WORK INSTRUCTIONS:
Comb the records below for the string "دوسرا" and copy each line where it turns up.

[Records contained in a dataset]
----------------------------------------

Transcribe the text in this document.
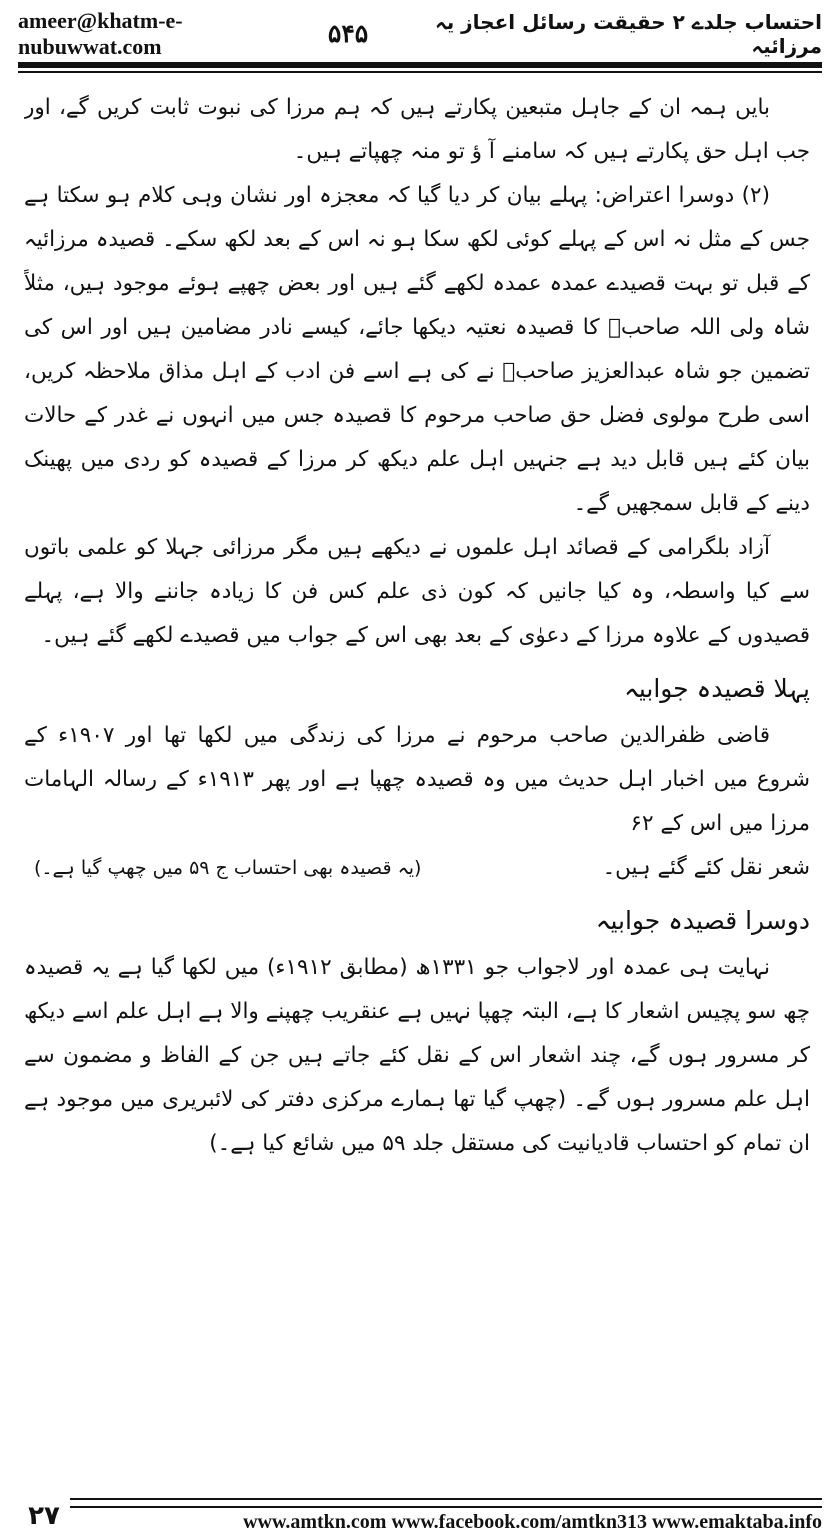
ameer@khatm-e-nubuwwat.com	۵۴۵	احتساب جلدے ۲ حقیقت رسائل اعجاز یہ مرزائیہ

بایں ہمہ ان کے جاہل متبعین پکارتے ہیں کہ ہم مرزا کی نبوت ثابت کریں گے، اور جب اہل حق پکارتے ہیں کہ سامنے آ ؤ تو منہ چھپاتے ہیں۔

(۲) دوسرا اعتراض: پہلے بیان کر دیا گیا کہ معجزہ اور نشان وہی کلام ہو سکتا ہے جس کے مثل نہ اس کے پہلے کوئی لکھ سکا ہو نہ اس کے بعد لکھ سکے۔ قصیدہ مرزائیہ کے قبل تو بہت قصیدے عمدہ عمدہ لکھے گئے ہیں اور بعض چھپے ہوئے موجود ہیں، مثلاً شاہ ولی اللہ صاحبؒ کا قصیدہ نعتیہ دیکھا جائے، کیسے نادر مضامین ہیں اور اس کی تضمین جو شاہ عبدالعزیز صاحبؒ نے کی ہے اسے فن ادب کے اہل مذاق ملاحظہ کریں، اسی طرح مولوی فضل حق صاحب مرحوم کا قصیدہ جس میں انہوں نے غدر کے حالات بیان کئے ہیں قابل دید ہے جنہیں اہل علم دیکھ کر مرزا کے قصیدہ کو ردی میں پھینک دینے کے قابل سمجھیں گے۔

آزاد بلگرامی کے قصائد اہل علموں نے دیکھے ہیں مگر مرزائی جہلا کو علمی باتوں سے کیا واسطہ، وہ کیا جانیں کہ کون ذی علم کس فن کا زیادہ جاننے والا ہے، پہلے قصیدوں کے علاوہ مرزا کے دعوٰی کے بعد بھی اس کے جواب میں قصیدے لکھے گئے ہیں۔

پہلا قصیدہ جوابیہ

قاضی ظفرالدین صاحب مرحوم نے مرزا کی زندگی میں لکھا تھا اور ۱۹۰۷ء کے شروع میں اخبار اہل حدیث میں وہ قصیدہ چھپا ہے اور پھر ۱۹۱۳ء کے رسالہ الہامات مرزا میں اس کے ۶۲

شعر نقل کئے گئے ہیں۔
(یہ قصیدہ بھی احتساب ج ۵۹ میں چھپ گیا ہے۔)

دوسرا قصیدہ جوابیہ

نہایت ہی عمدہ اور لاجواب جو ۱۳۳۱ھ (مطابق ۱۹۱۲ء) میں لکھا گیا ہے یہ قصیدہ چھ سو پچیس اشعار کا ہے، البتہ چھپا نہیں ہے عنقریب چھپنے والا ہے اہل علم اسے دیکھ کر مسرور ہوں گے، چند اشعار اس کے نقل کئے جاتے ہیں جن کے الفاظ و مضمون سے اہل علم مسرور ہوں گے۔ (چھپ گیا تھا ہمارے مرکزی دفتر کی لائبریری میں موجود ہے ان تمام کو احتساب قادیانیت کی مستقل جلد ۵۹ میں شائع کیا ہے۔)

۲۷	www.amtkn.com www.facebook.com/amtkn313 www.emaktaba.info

----------------------------------------

ANSWER TO THE PROBLEM:
(۲) دوسرا اعتراض: پہلے بیان کر دیا گیا کہ معجزہ اور نشان وہی کلام ہو سکتا ہے جس کے مثل نہ اس کے پہلے کوئی لکھ سکا ہو نہ اس کے بعد لکھ سکے۔ قصیدہ مرزائیہ کے قبل تو بہت قصیدے عمدہ عمدہ لکھے گئے ہیں اور بعض چھپے ہوئے موجود ہیں، مثلاً شاہ ولی اللہ صاحبؒ کا قصیدہ نعتیہ دیکھا جائے، کیسے نادر مضامین ہیں اور اس کی تضمین جو شاہ عبدالعزیز صاحبؒ نے کی ہے اسے فن ادب کے اہل مذاق ملاحظہ کریں، اسی طرح مولوی فضل حق صاحب مرحوم کا قصیدہ جس میں انہوں نے غدر کے حالات بیان کئے ہیں قابل دید ہے جنہیں اہل علم دیکھ کر مرزا کے قصیدہ کو ردی میں پھینک دینے کے قابل سمجھیں گے۔
دوسرا قصیدہ جوابیہ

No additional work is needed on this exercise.